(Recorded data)
━━━━━━━━━━━━━━━━

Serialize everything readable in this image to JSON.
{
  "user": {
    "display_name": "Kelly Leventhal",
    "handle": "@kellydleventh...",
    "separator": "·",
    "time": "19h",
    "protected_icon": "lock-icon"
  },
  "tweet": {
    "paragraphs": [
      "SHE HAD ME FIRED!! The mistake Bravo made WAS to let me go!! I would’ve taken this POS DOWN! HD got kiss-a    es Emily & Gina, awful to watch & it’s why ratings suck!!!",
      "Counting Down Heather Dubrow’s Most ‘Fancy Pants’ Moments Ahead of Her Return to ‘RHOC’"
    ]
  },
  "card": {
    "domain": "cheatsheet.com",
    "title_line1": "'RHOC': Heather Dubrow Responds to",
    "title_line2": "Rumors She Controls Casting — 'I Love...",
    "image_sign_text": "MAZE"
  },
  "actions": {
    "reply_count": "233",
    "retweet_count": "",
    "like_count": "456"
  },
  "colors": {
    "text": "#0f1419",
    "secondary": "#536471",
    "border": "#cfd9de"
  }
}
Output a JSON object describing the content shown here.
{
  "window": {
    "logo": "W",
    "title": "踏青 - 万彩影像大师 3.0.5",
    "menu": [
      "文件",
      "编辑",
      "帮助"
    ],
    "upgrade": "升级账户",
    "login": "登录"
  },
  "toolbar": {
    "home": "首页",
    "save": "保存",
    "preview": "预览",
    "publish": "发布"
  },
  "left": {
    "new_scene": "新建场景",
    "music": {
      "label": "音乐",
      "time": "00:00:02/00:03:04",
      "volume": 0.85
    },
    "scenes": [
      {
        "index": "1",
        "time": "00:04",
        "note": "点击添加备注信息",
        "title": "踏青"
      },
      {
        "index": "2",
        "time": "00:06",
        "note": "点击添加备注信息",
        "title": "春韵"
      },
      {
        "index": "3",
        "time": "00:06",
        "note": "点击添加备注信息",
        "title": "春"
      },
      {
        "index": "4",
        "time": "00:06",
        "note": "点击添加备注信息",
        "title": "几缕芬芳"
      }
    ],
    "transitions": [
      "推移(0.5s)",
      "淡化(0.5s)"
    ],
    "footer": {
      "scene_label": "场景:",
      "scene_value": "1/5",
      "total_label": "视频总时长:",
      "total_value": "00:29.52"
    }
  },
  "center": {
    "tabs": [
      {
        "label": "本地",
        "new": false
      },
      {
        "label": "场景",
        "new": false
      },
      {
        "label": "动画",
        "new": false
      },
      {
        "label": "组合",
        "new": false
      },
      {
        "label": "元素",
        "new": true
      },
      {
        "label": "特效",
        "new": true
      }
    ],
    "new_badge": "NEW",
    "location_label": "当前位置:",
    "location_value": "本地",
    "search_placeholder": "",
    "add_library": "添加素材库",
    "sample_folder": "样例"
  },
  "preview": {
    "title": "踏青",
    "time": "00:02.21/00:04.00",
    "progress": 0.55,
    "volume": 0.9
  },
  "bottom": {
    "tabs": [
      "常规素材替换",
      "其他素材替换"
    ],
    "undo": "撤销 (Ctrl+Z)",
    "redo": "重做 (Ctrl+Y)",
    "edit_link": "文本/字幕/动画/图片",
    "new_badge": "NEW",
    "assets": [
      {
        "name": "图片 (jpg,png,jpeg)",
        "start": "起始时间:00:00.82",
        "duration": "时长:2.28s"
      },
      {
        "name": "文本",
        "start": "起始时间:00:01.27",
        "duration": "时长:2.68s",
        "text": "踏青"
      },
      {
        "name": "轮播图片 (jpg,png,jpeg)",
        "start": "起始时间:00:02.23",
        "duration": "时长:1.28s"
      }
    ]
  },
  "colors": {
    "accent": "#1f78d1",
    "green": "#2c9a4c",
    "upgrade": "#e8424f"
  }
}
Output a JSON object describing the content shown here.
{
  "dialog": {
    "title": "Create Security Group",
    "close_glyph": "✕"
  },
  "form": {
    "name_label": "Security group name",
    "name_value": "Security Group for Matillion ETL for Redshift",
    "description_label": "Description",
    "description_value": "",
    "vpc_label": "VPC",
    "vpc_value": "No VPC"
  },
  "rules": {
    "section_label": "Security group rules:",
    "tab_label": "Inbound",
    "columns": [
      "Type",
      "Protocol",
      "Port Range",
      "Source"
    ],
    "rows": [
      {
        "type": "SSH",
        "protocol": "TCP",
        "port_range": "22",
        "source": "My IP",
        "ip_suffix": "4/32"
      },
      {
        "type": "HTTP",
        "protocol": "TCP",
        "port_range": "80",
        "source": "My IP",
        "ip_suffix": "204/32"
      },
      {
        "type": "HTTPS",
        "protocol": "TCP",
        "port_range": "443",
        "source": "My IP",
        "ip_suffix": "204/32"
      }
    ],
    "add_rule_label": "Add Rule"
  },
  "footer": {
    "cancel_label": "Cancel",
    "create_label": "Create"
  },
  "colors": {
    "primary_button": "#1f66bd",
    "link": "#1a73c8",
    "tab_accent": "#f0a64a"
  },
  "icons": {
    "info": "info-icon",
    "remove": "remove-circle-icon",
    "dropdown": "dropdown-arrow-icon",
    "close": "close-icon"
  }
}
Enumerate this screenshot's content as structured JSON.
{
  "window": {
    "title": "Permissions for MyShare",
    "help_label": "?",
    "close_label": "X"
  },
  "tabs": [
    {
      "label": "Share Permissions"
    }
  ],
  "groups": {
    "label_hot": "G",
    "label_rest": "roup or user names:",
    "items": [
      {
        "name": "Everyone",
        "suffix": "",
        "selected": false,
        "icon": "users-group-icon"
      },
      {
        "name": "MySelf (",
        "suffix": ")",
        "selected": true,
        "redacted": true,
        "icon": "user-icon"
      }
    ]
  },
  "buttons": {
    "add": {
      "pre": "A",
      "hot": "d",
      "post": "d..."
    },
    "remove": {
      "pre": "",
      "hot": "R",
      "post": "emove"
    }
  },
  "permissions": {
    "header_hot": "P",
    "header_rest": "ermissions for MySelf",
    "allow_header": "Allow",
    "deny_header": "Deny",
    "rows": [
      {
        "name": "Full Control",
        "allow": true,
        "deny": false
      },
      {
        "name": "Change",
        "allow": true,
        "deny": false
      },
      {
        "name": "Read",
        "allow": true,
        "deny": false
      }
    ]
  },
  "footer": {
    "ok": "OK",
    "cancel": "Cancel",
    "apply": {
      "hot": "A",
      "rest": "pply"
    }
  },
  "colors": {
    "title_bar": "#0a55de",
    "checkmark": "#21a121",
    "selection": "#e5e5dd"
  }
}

━━━━━━━━━━━━━━━━

→ **Work to do**:
Repeat the material above in full, quoting it exactly.

→ **Result for this task**:
Serialize everything readable in this image to JSON.
{
  "user": {
    "display_name": "Kelly Leventhal",
    "handle": "@kellydleventh...",
    "separator": "·",
    "time": "19h",
    "protected_icon": "lock-icon"
  },
  "tweet": {
    "paragraphs": [
      "SHE HAD ME FIRED!! The mistake Bravo made WAS to let me go!! I would’ve taken this POS DOWN! HD got kiss-a    es Emily & Gina, awful to watch & it’s why ratings suck!!!",
      "Counting Down Heather Dubrow’s Most ‘Fancy Pants’ Moments Ahead of Her Return to ‘RHOC’"
    ]
  },
  "card": {
    "domain": "cheatsheet.com",
    "title_line1": "'RHOC': Heather Dubrow Responds to",
    "title_line2": "Rumors She Controls Casting — 'I Love...",
    "image_sign_text": "MAZE"
  },
  "actions": {
    "reply_count": "233",
    "retweet_count": "",
    "like_count": "456"
  },
  "colors": {
    "text": "#0f1419",
    "secondary": "#536471",
    "border": "#cfd9de"
  }
}
Output a JSON object describing the content shown here.
{
  "window": {
    "logo": "W",
    "title": "踏青 - 万彩影像大师 3.0.5",
    "menu": [
      "文件",
      "编辑",
      "帮助"
    ],
    "upgrade": "升级账户",
    "login": "登录"
  },
  "toolbar": {
    "home": "首页",
    "save": "保存",
    "preview": "预览",
    "publish": "发布"
  },
  "left": {
    "new_scene": "新建场景",
    "music": {
      "label": "音乐",
      "time": "00:00:02/00:03:04",
      "volume": 0.85
    },
    "scenes": [
      {
        "index": "1",
        "time": "00:04",
        "note": "点击添加备注信息",
        "title": "踏青"
      },
      {
        "index": "2",
        "time": "00:06",
        "note": "点击添加备注信息",
        "title": "春韵"
      },
      {
        "index": "3",
        "time": "00:06",
        "note": "点击添加备注信息",
        "title": "春"
      },
      {
        "index": "4",
        "time": "00:06",
        "note": "点击添加备注信息",
        "title": "几缕芬芳"
      }
    ],
    "transitions": [
      "推移(0.5s)",
      "淡化(0.5s)"
    ],
    "footer": {
      "scene_label": "场景:",
      "scene_value": "1/5",
      "total_label": "视频总时长:",
      "total_value": "00:29.52"
    }
  },
  "center": {
    "tabs": [
      {
        "label": "本地",
        "new": false
      },
      {
        "label": "场景",
        "new": false
      },
      {
        "label": "动画",
        "new": false
      },
      {
        "label": "组合",
        "new": false
      },
      {
        "label": "元素",
        "new": true
      },
      {
        "label": "特效",
        "new": true
      }
    ],
    "new_badge": "NEW",
    "location_label": "当前位置:",
    "location_value": "本地",
    "search_placeholder": "",
    "add_library": "添加素材库",
    "sample_folder": "样例"
  },
  "preview": {
    "title": "踏青",
    "time": "00:02.21/00:04.00",
    "progress": 0.55,
    "volume": 0.9
  },
  "bottom": {
    "tabs": [
      "常规素材替换",
      "其他素材替换"
    ],
    "undo": "撤销 (Ctrl+Z)",
    "redo": "重做 (Ctrl+Y)",
    "edit_link": "文本/字幕/动画/图片",
    "new_badge": "NEW",
    "assets": [
      {
        "name": "图片 (jpg,png,jpeg)",
        "start": "起始时间:00:00.82",
        "duration": "时长:2.28s"
      },
      {
        "name": "文本",
        "start": "起始时间:00:01.27",
        "duration": "时长:2.68s",
        "text": "踏青"
      },
      {
        "name": "轮播图片 (jpg,png,jpeg)",
        "start": "起始时间:00:02.23",
        "duration": "时长:1.28s"
      }
    ]
  },
  "colors": {
    "accent": "#1f78d1",
    "green": "#2c9a4c",
    "upgrade": "#e8424f"
  }
}
Output a JSON object describing the content shown here.
{
  "dialog": {
    "title": "Create Security Group",
    "close_glyph": "✕"
  },
  "form": {
    "name_label": "Security group name",
    "name_value": "Security Group for Matillion ETL for Redshift",
    "description_label": "Description",
    "description_value": "",
    "vpc_label": "VPC",
    "vpc_value": "No VPC"
  },
  "rules": {
    "section_label": "Security group rules:",
    "tab_label": "Inbound",
    "columns": [
      "Type",
      "Protocol",
      "Port Range",
      "Source"
    ],
    "rows": [
      {
        "type": "SSH",
        "protocol": "TCP",
        "port_range": "22",
        "source": "My IP",
        "ip_suffix": "4/32"
      },
      {
        "type": "HTTP",
        "protocol": "TCP",
        "port_range": "80",
        "source": "My IP",
        "ip_suffix": "204/32"
      },
      {
        "type": "HTTPS",
        "protocol": "TCP",
        "port_range": "443",
        "source": "My IP",
        "ip_suffix": "204/32"
      }
    ],
    "add_rule_label": "Add Rule"
  },
  "footer": {
    "cancel_label": "Cancel",
    "create_label": "Create"
  },
  "colors": {
    "primary_button": "#1f66bd",
    "link": "#1a73c8",
    "tab_accent": "#f0a64a"
  },
  "icons": {
    "info": "info-icon",
    "remove": "remove-circle-icon",
    "dropdown": "dropdown-arrow-icon",
    "close": "close-icon"
  }
}
Enumerate this screenshot's content as structured JSON.
{
  "window": {
    "title": "Permissions for MyShare",
    "help_label": "?",
    "close_label": "X"
  },
  "tabs": [
    {
      "label": "Share Permissions"
    }
  ],
  "groups": {
    "label_hot": "G",
    "label_rest": "roup or user names:",
    "items": [
      {
        "name": "Everyone",
        "suffix": "",
        "selected": false,
        "icon": "users-group-icon"
      },
      {
        "name": "MySelf (",
        "suffix": ")",
        "selected": true,
        "redacted": true,
        "icon": "user-icon"
      }
    ]
  },
  "buttons": {
    "add": {
      "pre": "A",
      "hot": "d",
      "post": "d..."
    },
    "remove": {
      "pre": "",
      "hot": "R",
      "post": "emove"
    }
  },
  "permissions": {
    "header_hot": "P",
    "header_rest": "ermissions for MySelf",
    "allow_header": "Allow",
    "deny_header": "Deny",
    "rows": [
      {
        "name": "Full Control",
        "allow": true,
        "deny": false
      },
      {
        "name": "Change",
        "allow": true,
        "deny": false
      },
      {
        "name": "Read",
        "allow": true,
        "deny": false
      }
    ]
  },
  "footer": {
    "ok": "OK",
    "cancel": "Cancel",
    "apply": {
      "hot": "A",
      "rest": "pply"
    }
  },
  "colors": {
    "title_bar": "#0a55de",
    "checkmark": "#21a121",
    "selection": "#e5e5dd"
  }
}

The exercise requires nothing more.